EXERCISE PROMPT
Below are records to transcribe exactly, without their pictures.

Saved data entries:
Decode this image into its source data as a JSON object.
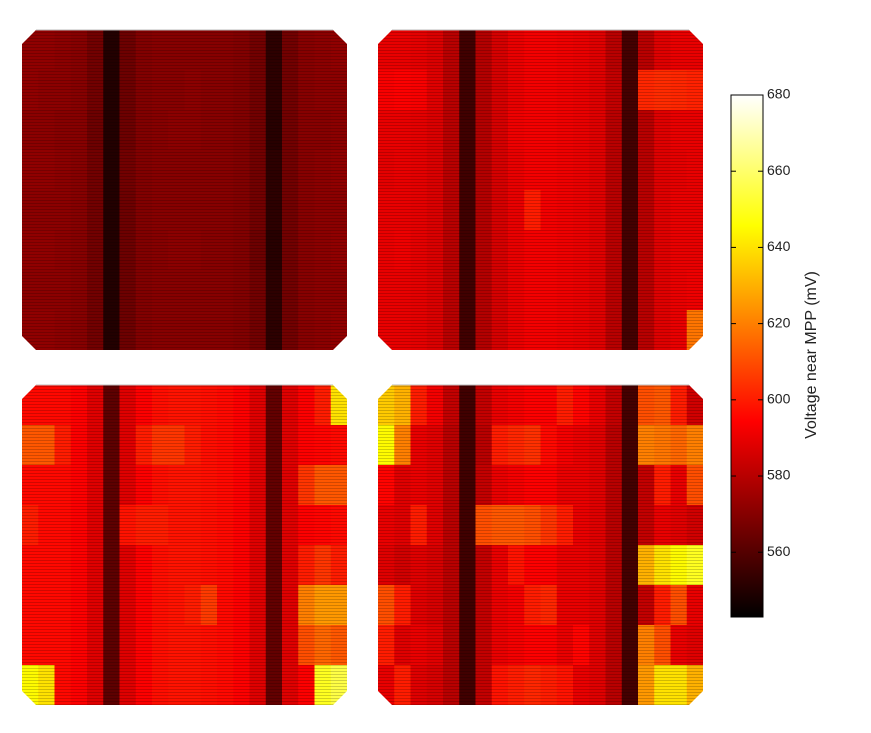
{
  "chart_data": {
    "type": "heatmap",
    "colorbar_label": "Voltage near MPP (mV)",
    "zlim": [
      543,
      680
    ],
    "zticks": [
      560,
      580,
      600,
      620,
      640,
      660,
      680
    ],
    "colormap": [
      "#000000",
      "#550000",
      "#aa0000",
      "#ff0000",
      "#ff5500",
      "#ffaa00",
      "#ffff00",
      "#ffff80",
      "#ffffff"
    ],
    "panels": [
      {
        "z": [
          [
            572,
            572,
            571,
            570,
            566,
            550,
            565,
            569,
            570,
            570,
            570,
            570,
            570,
            569,
            566,
            552,
            566,
            570,
            571,
            572
          ],
          [
            572,
            571,
            571,
            570,
            566,
            550,
            565,
            569,
            570,
            570,
            571,
            570,
            570,
            569,
            566,
            552,
            566,
            570,
            571,
            571
          ],
          [
            571,
            571,
            570,
            570,
            565,
            550,
            565,
            569,
            570,
            571,
            571,
            570,
            570,
            569,
            566,
            551,
            566,
            570,
            570,
            571
          ],
          [
            572,
            572,
            571,
            570,
            566,
            550,
            566,
            569,
            570,
            570,
            570,
            570,
            570,
            569,
            566,
            552,
            566,
            570,
            571,
            572
          ],
          [
            571,
            571,
            571,
            570,
            566,
            550,
            565,
            569,
            570,
            570,
            570,
            570,
            570,
            569,
            566,
            552,
            566,
            570,
            571,
            571
          ],
          [
            572,
            572,
            571,
            570,
            566,
            550,
            565,
            569,
            570,
            571,
            571,
            570,
            570,
            569,
            565,
            551,
            566,
            570,
            571,
            572
          ],
          [
            571,
            571,
            571,
            570,
            566,
            550,
            565,
            569,
            570,
            570,
            570,
            570,
            570,
            569,
            566,
            552,
            566,
            570,
            571,
            571
          ],
          [
            572,
            572,
            571,
            570,
            566,
            550,
            565,
            569,
            570,
            570,
            570,
            570,
            570,
            569,
            566,
            552,
            566,
            570,
            571,
            572
          ]
        ]
      },
      {
        "z": [
          [
            590,
            590,
            589,
            587,
            580,
            556,
            579,
            586,
            590,
            592,
            592,
            591,
            590,
            588,
            580,
            557,
            580,
            588,
            590,
            590
          ],
          [
            593,
            594,
            593,
            588,
            580,
            556,
            579,
            586,
            590,
            592,
            592,
            591,
            590,
            588,
            582,
            557,
            602,
            603,
            602,
            601
          ],
          [
            590,
            590,
            589,
            587,
            580,
            556,
            579,
            586,
            591,
            592,
            592,
            591,
            590,
            588,
            580,
            557,
            580,
            588,
            590,
            590
          ],
          [
            589,
            590,
            589,
            587,
            580,
            556,
            579,
            586,
            590,
            592,
            592,
            591,
            590,
            588,
            580,
            557,
            580,
            588,
            589,
            590
          ],
          [
            590,
            590,
            589,
            587,
            580,
            556,
            579,
            586,
            590,
            600,
            592,
            591,
            590,
            588,
            580,
            557,
            580,
            588,
            590,
            590
          ],
          [
            590,
            591,
            589,
            587,
            580,
            556,
            579,
            586,
            590,
            592,
            592,
            591,
            590,
            588,
            580,
            557,
            580,
            588,
            590,
            590
          ],
          [
            590,
            590,
            589,
            587,
            580,
            556,
            579,
            586,
            590,
            592,
            592,
            591,
            590,
            588,
            580,
            557,
            580,
            588,
            590,
            591
          ],
          [
            590,
            590,
            589,
            587,
            580,
            556,
            579,
            586,
            590,
            592,
            592,
            591,
            590,
            588,
            580,
            557,
            580,
            588,
            590,
            618
          ]
        ]
      },
      {
        "z": [
          [
            596,
            596,
            596,
            594,
            588,
            562,
            588,
            594,
            597,
            598,
            598,
            597,
            596,
            594,
            588,
            563,
            588,
            594,
            600,
            640
          ],
          [
            612,
            612,
            600,
            594,
            588,
            562,
            588,
            600,
            605,
            605,
            600,
            597,
            596,
            594,
            588,
            563,
            588,
            594,
            595,
            596
          ],
          [
            596,
            596,
            596,
            594,
            588,
            562,
            588,
            594,
            597,
            598,
            598,
            597,
            596,
            594,
            588,
            563,
            588,
            605,
            612,
            612
          ],
          [
            600,
            596,
            596,
            594,
            588,
            562,
            598,
            600,
            600,
            598,
            598,
            597,
            596,
            594,
            588,
            563,
            588,
            594,
            595,
            596
          ],
          [
            596,
            596,
            596,
            594,
            588,
            562,
            588,
            594,
            597,
            598,
            598,
            597,
            596,
            594,
            588,
            563,
            588,
            600,
            605,
            600
          ],
          [
            596,
            596,
            596,
            594,
            588,
            562,
            588,
            594,
            597,
            598,
            600,
            606,
            596,
            594,
            588,
            563,
            588,
            620,
            625,
            625
          ],
          [
            596,
            596,
            596,
            594,
            588,
            562,
            588,
            594,
            597,
            598,
            598,
            597,
            596,
            594,
            588,
            563,
            588,
            610,
            615,
            612
          ],
          [
            645,
            640,
            596,
            594,
            588,
            562,
            588,
            594,
            597,
            598,
            598,
            597,
            596,
            594,
            588,
            563,
            588,
            594,
            650,
            655
          ]
        ]
      },
      {
        "z": [
          [
            635,
            630,
            600,
            592,
            582,
            556,
            582,
            590,
            592,
            594,
            594,
            600,
            595,
            590,
            582,
            557,
            610,
            612,
            600,
            585
          ],
          [
            645,
            620,
            590,
            588,
            580,
            556,
            580,
            600,
            602,
            604,
            596,
            592,
            590,
            588,
            580,
            557,
            620,
            618,
            615,
            620
          ],
          [
            595,
            588,
            590,
            588,
            580,
            556,
            582,
            590,
            592,
            594,
            594,
            590,
            590,
            588,
            580,
            557,
            582,
            600,
            590,
            610
          ],
          [
            590,
            588,
            600,
            588,
            580,
            556,
            610,
            612,
            612,
            610,
            605,
            600,
            590,
            588,
            580,
            557,
            582,
            590,
            588,
            585
          ],
          [
            588,
            585,
            588,
            586,
            580,
            556,
            582,
            590,
            598,
            594,
            594,
            590,
            590,
            588,
            580,
            557,
            630,
            640,
            645,
            650
          ],
          [
            610,
            600,
            588,
            586,
            580,
            556,
            582,
            590,
            592,
            600,
            602,
            590,
            590,
            588,
            580,
            557,
            582,
            600,
            610,
            590
          ],
          [
            600,
            588,
            590,
            588,
            580,
            556,
            582,
            590,
            592,
            594,
            594,
            590,
            595,
            588,
            580,
            557,
            620,
            610,
            590,
            588
          ],
          [
            590,
            600,
            588,
            586,
            580,
            556,
            582,
            598,
            600,
            602,
            600,
            598,
            590,
            588,
            580,
            557,
            625,
            640,
            640,
            630
          ]
        ]
      }
    ]
  }
}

THE OUTPUT
Decode this image into its source data as a JSON object.
{
  "chart_data": {
    "type": "heatmap",
    "colorbar_label": "Voltage near MPP (mV)",
    "zlim": [
      543,
      680
    ],
    "zticks": [
      560,
      580,
      600,
      620,
      640,
      660,
      680
    ],
    "colormap": [
      "#000000",
      "#550000",
      "#aa0000",
      "#ff0000",
      "#ff5500",
      "#ffaa00",
      "#ffff00",
      "#ffff80",
      "#ffffff"
    ],
    "panels": [
      {
        "z": [
          [
            572,
            572,
            571,
            570,
            566,
            550,
            565,
            569,
            570,
            570,
            570,
            570,
            570,
            569,
            566,
            552,
            566,
            570,
            571,
            572
          ],
          [
            572,
            571,
            571,
            570,
            566,
            550,
            565,
            569,
            570,
            570,
            571,
            570,
            570,
            569,
            566,
            552,
            566,
            570,
            571,
            571
          ],
          [
            571,
            571,
            570,
            570,
            565,
            550,
            565,
            569,
            570,
            571,
            571,
            570,
            570,
            569,
            566,
            551,
            566,
            570,
            570,
            571
          ],
          [
            572,
            572,
            571,
            570,
            566,
            550,
            566,
            569,
            570,
            570,
            570,
            570,
            570,
            569,
            566,
            552,
            566,
            570,
            571,
            572
          ],
          [
            571,
            571,
            571,
            570,
            566,
            550,
            565,
            569,
            570,
            570,
            570,
            570,
            570,
            569,
            566,
            552,
            566,
            570,
            571,
            571
          ],
          [
            572,
            572,
            571,
            570,
            566,
            550,
            565,
            569,
            570,
            571,
            571,
            570,
            570,
            569,
            565,
            551,
            566,
            570,
            571,
            572
          ],
          [
            571,
            571,
            571,
            570,
            566,
            550,
            565,
            569,
            570,
            570,
            570,
            570,
            570,
            569,
            566,
            552,
            566,
            570,
            571,
            571
          ],
          [
            572,
            572,
            571,
            570,
            566,
            550,
            565,
            569,
            570,
            570,
            570,
            570,
            570,
            569,
            566,
            552,
            566,
            570,
            571,
            572
          ]
        ]
      },
      {
        "z": [
          [
            590,
            590,
            589,
            587,
            580,
            556,
            579,
            586,
            590,
            592,
            592,
            591,
            590,
            588,
            580,
            557,
            580,
            588,
            590,
            590
          ],
          [
            593,
            594,
            593,
            588,
            580,
            556,
            579,
            586,
            590,
            592,
            592,
            591,
            590,
            588,
            582,
            557,
            602,
            603,
            602,
            601
          ],
          [
            590,
            590,
            589,
            587,
            580,
            556,
            579,
            586,
            591,
            592,
            592,
            591,
            590,
            588,
            580,
            557,
            580,
            588,
            590,
            590
          ],
          [
            589,
            590,
            589,
            587,
            580,
            556,
            579,
            586,
            590,
            592,
            592,
            591,
            590,
            588,
            580,
            557,
            580,
            588,
            589,
            590
          ],
          [
            590,
            590,
            589,
            587,
            580,
            556,
            579,
            586,
            590,
            600,
            592,
            591,
            590,
            588,
            580,
            557,
            580,
            588,
            590,
            590
          ],
          [
            590,
            591,
            589,
            587,
            580,
            556,
            579,
            586,
            590,
            592,
            592,
            591,
            590,
            588,
            580,
            557,
            580,
            588,
            590,
            590
          ],
          [
            590,
            590,
            589,
            587,
            580,
            556,
            579,
            586,
            590,
            592,
            592,
            591,
            590,
            588,
            580,
            557,
            580,
            588,
            590,
            591
          ],
          [
            590,
            590,
            589,
            587,
            580,
            556,
            579,
            586,
            590,
            592,
            592,
            591,
            590,
            588,
            580,
            557,
            580,
            588,
            590,
            618
          ]
        ]
      },
      {
        "z": [
          [
            596,
            596,
            596,
            594,
            588,
            562,
            588,
            594,
            597,
            598,
            598,
            597,
            596,
            594,
            588,
            563,
            588,
            594,
            600,
            640
          ],
          [
            612,
            612,
            600,
            594,
            588,
            562,
            588,
            600,
            605,
            605,
            600,
            597,
            596,
            594,
            588,
            563,
            588,
            594,
            595,
            596
          ],
          [
            596,
            596,
            596,
            594,
            588,
            562,
            588,
            594,
            597,
            598,
            598,
            597,
            596,
            594,
            588,
            563,
            588,
            605,
            612,
            612
          ],
          [
            600,
            596,
            596,
            594,
            588,
            562,
            598,
            600,
            600,
            598,
            598,
            597,
            596,
            594,
            588,
            563,
            588,
            594,
            595,
            596
          ],
          [
            596,
            596,
            596,
            594,
            588,
            562,
            588,
            594,
            597,
            598,
            598,
            597,
            596,
            594,
            588,
            563,
            588,
            600,
            605,
            600
          ],
          [
            596,
            596,
            596,
            594,
            588,
            562,
            588,
            594,
            597,
            598,
            600,
            606,
            596,
            594,
            588,
            563,
            588,
            620,
            625,
            625
          ],
          [
            596,
            596,
            596,
            594,
            588,
            562,
            588,
            594,
            597,
            598,
            598,
            597,
            596,
            594,
            588,
            563,
            588,
            610,
            615,
            612
          ],
          [
            645,
            640,
            596,
            594,
            588,
            562,
            588,
            594,
            597,
            598,
            598,
            597,
            596,
            594,
            588,
            563,
            588,
            594,
            650,
            655
          ]
        ]
      },
      {
        "z": [
          [
            635,
            630,
            600,
            592,
            582,
            556,
            582,
            590,
            592,
            594,
            594,
            600,
            595,
            590,
            582,
            557,
            610,
            612,
            600,
            585
          ],
          [
            645,
            620,
            590,
            588,
            580,
            556,
            580,
            600,
            602,
            604,
            596,
            592,
            590,
            588,
            580,
            557,
            620,
            618,
            615,
            620
          ],
          [
            595,
            588,
            590,
            588,
            580,
            556,
            582,
            590,
            592,
            594,
            594,
            590,
            590,
            588,
            580,
            557,
            582,
            600,
            590,
            610
          ],
          [
            590,
            588,
            600,
            588,
            580,
            556,
            610,
            612,
            612,
            610,
            605,
            600,
            590,
            588,
            580,
            557,
            582,
            590,
            588,
            585
          ],
          [
            588,
            585,
            588,
            586,
            580,
            556,
            582,
            590,
            598,
            594,
            594,
            590,
            590,
            588,
            580,
            557,
            630,
            640,
            645,
            650
          ],
          [
            610,
            600,
            588,
            586,
            580,
            556,
            582,
            590,
            592,
            600,
            602,
            590,
            590,
            588,
            580,
            557,
            582,
            600,
            610,
            590
          ],
          [
            600,
            588,
            590,
            588,
            580,
            556,
            582,
            590,
            592,
            594,
            594,
            590,
            595,
            588,
            580,
            557,
            620,
            610,
            590,
            588
          ],
          [
            590,
            600,
            588,
            586,
            580,
            556,
            582,
            598,
            600,
            602,
            600,
            598,
            590,
            588,
            580,
            557,
            625,
            640,
            640,
            630
          ]
        ]
      }
    ]
  }
}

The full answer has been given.